Every line of the material below must be repeated exactly.

_Dataset_

* * *

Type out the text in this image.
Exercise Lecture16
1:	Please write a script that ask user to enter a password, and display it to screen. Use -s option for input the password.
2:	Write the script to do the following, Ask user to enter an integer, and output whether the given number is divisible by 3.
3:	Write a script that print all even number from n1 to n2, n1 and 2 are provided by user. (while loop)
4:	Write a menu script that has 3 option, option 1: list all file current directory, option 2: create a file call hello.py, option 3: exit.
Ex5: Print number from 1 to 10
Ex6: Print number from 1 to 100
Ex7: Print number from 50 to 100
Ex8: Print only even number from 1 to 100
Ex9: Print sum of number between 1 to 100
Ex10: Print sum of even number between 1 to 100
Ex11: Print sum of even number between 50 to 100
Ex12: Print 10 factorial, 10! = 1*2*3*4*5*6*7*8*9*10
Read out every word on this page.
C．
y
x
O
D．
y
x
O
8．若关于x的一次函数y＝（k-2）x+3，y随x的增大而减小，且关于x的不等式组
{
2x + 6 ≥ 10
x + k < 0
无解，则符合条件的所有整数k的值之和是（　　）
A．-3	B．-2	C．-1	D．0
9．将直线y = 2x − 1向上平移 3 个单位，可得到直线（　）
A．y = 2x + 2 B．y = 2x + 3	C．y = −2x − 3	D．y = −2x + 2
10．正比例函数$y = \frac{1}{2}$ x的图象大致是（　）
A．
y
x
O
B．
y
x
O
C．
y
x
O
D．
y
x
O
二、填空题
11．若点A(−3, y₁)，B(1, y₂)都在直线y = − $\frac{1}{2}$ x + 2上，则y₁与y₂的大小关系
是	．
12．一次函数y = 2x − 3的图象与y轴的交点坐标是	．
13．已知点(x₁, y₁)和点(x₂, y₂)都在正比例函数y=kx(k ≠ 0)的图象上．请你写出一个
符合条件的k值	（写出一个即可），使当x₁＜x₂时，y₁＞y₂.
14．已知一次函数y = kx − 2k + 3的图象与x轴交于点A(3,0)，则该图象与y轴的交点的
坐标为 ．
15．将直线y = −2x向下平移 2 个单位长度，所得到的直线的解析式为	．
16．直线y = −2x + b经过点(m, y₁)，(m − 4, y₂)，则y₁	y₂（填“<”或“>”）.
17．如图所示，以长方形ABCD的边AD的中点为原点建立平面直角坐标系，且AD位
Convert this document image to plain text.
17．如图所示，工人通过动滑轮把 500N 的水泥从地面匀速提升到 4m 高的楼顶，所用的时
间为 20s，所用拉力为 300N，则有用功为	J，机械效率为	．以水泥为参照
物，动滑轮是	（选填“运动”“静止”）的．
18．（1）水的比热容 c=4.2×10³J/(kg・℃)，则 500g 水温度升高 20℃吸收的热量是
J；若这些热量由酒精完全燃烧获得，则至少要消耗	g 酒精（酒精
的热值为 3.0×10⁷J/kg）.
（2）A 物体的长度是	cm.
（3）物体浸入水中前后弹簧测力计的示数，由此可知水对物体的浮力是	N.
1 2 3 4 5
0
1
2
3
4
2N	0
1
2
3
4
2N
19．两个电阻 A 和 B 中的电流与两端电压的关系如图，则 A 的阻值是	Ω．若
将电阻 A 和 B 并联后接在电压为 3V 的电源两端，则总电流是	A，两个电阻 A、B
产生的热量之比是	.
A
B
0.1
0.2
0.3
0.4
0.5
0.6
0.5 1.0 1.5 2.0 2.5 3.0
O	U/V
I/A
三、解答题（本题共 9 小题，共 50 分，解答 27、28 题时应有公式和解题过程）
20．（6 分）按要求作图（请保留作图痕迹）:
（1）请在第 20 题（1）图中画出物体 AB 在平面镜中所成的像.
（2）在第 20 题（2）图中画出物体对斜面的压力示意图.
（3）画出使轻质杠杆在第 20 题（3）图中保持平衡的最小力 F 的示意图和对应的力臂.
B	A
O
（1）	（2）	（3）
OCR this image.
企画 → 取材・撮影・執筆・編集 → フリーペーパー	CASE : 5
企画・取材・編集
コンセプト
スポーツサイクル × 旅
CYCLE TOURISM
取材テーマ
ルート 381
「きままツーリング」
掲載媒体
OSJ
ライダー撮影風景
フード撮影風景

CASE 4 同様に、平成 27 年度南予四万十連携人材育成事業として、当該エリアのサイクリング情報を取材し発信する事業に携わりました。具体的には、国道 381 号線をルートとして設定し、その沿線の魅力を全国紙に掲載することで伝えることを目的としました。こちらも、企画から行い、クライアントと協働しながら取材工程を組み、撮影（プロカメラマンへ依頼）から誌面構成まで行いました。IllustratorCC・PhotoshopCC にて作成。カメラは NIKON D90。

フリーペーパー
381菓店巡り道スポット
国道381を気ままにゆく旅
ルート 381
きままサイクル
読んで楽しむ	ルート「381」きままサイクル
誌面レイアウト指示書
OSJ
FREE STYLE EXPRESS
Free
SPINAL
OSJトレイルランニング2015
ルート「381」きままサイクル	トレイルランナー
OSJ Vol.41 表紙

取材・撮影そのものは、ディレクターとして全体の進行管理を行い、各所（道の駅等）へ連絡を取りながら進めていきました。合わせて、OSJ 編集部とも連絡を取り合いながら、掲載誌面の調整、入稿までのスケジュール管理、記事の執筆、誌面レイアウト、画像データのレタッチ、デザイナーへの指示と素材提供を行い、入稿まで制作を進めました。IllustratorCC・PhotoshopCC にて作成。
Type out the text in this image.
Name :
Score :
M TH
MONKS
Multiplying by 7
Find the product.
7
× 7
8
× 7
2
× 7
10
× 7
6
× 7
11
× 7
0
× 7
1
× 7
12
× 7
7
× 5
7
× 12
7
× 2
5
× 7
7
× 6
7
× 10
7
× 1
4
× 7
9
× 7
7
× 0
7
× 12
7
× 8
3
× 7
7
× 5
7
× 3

* * *

_Result for this task_
Type out the text in this image.
Exercise Lecture16
1:	Please write a script that ask user to enter a password, and display it to screen. Use -s option for input the password.
2:	Write the script to do the following, Ask user to enter an integer, and output whether the given number is divisible by 3.
3:	Write a script that print all even number from n1 to n2, n1 and 2 are provided by user. (while loop)
4:	Write a menu script that has 3 option, option 1: list all file current directory, option 2: create a file call hello.py, option 3: exit.
Ex5: Print number from 1 to 10
Ex6: Print number from 1 to 100
Ex7: Print number from 50 to 100
Ex8: Print only even number from 1 to 100
Ex9: Print sum of number between 1 to 100
Ex10: Print sum of even number between 1 to 100
Ex11: Print sum of even number between 50 to 100
Ex12: Print 10 factorial, 10! = 1*2*3*4*5*6*7*8*9*10
Read out every word on this page.
C．
y
x
O
D．
y
x
O
8．若关于x的一次函数y＝（k-2）x+3，y随x的增大而减小，且关于x的不等式组
{
2x + 6 ≥ 10
x + k < 0
无解，则符合条件的所有整数k的值之和是（　　）
A．-3	B．-2	C．-1	D．0
9．将直线y = 2x − 1向上平移 3 个单位，可得到直线（　）
A．y = 2x + 2 B．y = 2x + 3	C．y = −2x − 3	D．y = −2x + 2
10．正比例函数$y = \frac{1}{2}$ x的图象大致是（　）
A．
y
x
O
B．
y
x
O
C．
y
x
O
D．
y
x
O
二、填空题
11．若点A(−3, y₁)，B(1, y₂)都在直线y = − $\frac{1}{2}$ x + 2上，则y₁与y₂的大小关系
是	．
12．一次函数y = 2x − 3的图象与y轴的交点坐标是	．
13．已知点(x₁, y₁)和点(x₂, y₂)都在正比例函数y=kx(k ≠ 0)的图象上．请你写出一个
符合条件的k值	（写出一个即可），使当x₁＜x₂时，y₁＞y₂.
14．已知一次函数y = kx − 2k + 3的图象与x轴交于点A(3,0)，则该图象与y轴的交点的
坐标为 ．
15．将直线y = −2x向下平移 2 个单位长度，所得到的直线的解析式为	．
16．直线y = −2x + b经过点(m, y₁)，(m − 4, y₂)，则y₁	y₂（填“<”或“>”）.
17．如图所示，以长方形ABCD的边AD的中点为原点建立平面直角坐标系，且AD位
Convert this document image to plain text.
17．如图所示，工人通过动滑轮把 500N 的水泥从地面匀速提升到 4m 高的楼顶，所用的时
间为 20s，所用拉力为 300N，则有用功为	J，机械效率为	．以水泥为参照
物，动滑轮是	（选填“运动”“静止”）的．
18．（1）水的比热容 c=4.2×10³J/(kg・℃)，则 500g 水温度升高 20℃吸收的热量是
J；若这些热量由酒精完全燃烧获得，则至少要消耗	g 酒精（酒精
的热值为 3.0×10⁷J/kg）.
（2）A 物体的长度是	cm.
（3）物体浸入水中前后弹簧测力计的示数，由此可知水对物体的浮力是	N.
1 2 3 4 5
0
1
2
3
4
2N	0
1
2
3
4
2N
19．两个电阻 A 和 B 中的电流与两端电压的关系如图，则 A 的阻值是	Ω．若
将电阻 A 和 B 并联后接在电压为 3V 的电源两端，则总电流是	A，两个电阻 A、B
产生的热量之比是	.
A
B
0.1
0.2
0.3
0.4
0.5
0.6
0.5 1.0 1.5 2.0 2.5 3.0
O	U/V
I/A
三、解答题（本题共 9 小题，共 50 分，解答 27、28 题时应有公式和解题过程）
20．（6 分）按要求作图（请保留作图痕迹）:
（1）请在第 20 题（1）图中画出物体 AB 在平面镜中所成的像.
（2）在第 20 题（2）图中画出物体对斜面的压力示意图.
（3）画出使轻质杠杆在第 20 题（3）图中保持平衡的最小力 F 的示意图和对应的力臂.
B	A
O
（1）	（2）	（3）
OCR this image.
企画 → 取材・撮影・執筆・編集 → フリーペーパー	CASE : 5
企画・取材・編集
コンセプト
スポーツサイクル × 旅
CYCLE TOURISM
取材テーマ
ルート 381
「きままツーリング」
掲載媒体
OSJ
ライダー撮影風景
フード撮影風景

CASE 4 同様に、平成 27 年度南予四万十連携人材育成事業として、当該エリアのサイクリング情報を取材し発信する事業に携わりました。具体的には、国道 381 号線をルートとして設定し、その沿線の魅力を全国紙に掲載することで伝えることを目的としました。こちらも、企画から行い、クライアントと協働しながら取材工程を組み、撮影（プロカメラマンへ依頼）から誌面構成まで行いました。IllustratorCC・PhotoshopCC にて作成。カメラは NIKON D90。

フリーペーパー
381菓店巡り道スポット
国道381を気ままにゆく旅
ルート 381
きままサイクル
読んで楽しむ	ルート「381」きままサイクル
誌面レイアウト指示書
OSJ
FREE STYLE EXPRESS
Free
SPINAL
OSJトレイルランニング2015
ルート「381」きままサイクル	トレイルランナー
OSJ Vol.41 表紙

取材・撮影そのものは、ディレクターとして全体の進行管理を行い、各所（道の駅等）へ連絡を取りながら進めていきました。合わせて、OSJ 編集部とも連絡を取り合いながら、掲載誌面の調整、入稿までのスケジュール管理、記事の執筆、誌面レイアウト、画像データのレタッチ、デザイナーへの指示と素材提供を行い、入稿まで制作を進めました。IllustratorCC・PhotoshopCC にて作成。
Type out the text in this image.
Name :
Score :
M TH
MONKS
Multiplying by 7
Find the product.
7
× 7
8
× 7
2
× 7
10
× 7
6
× 7
11
× 7
0
× 7
1
× 7
12
× 7
7
× 5
7
× 12
7
× 2
5
× 7
7
× 6
7
× 10
7
× 1
4
× 7
9
× 7
7
× 0
7
× 12
7
× 8
3
× 7
7
× 5
7
× 3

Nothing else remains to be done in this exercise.